── Data in this exercise

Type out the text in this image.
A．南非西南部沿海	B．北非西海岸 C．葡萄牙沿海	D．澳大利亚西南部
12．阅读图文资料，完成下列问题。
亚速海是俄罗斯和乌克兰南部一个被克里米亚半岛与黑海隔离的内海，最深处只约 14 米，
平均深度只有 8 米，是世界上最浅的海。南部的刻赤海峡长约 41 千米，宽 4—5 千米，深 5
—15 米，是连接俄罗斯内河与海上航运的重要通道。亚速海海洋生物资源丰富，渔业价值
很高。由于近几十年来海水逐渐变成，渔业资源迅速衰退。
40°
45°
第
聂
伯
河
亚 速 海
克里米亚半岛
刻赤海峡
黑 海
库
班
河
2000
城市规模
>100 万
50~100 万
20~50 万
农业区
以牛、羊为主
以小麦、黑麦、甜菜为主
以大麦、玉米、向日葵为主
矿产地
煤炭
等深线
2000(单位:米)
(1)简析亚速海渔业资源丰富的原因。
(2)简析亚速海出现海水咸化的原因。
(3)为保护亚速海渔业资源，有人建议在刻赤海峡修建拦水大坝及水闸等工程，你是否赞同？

────

Task to complete => Quote each line above in full, word for word.

Reply to the exercise =>
Type out the text in this image.
A．南非西南部沿海	B．北非西海岸 C．葡萄牙沿海	D．澳大利亚西南部
12．阅读图文资料，完成下列问题。
亚速海是俄罗斯和乌克兰南部一个被克里米亚半岛与黑海隔离的内海，最深处只约 14 米，
平均深度只有 8 米，是世界上最浅的海。南部的刻赤海峡长约 41 千米，宽 4—5 千米，深 5
—15 米，是连接俄罗斯内河与海上航运的重要通道。亚速海海洋生物资源丰富，渔业价值
很高。由于近几十年来海水逐渐变成，渔业资源迅速衰退。
40°
45°
第
聂
伯
河
亚 速 海
克里米亚半岛
刻赤海峡
黑 海
库
班
河
2000
城市规模
>100 万
50~100 万
20~50 万
农业区
以牛、羊为主
以小麦、黑麦、甜菜为主
以大麦、玉米、向日葵为主
矿产地
煤炭
等深线
2000(单位:米)
(1)简析亚速海渔业资源丰富的原因。
(2)简析亚速海出现海水咸化的原因。
(3)为保护亚速海渔业资源，有人建议在刻赤海峡修建拦水大坝及水闸等工程，你是否赞同？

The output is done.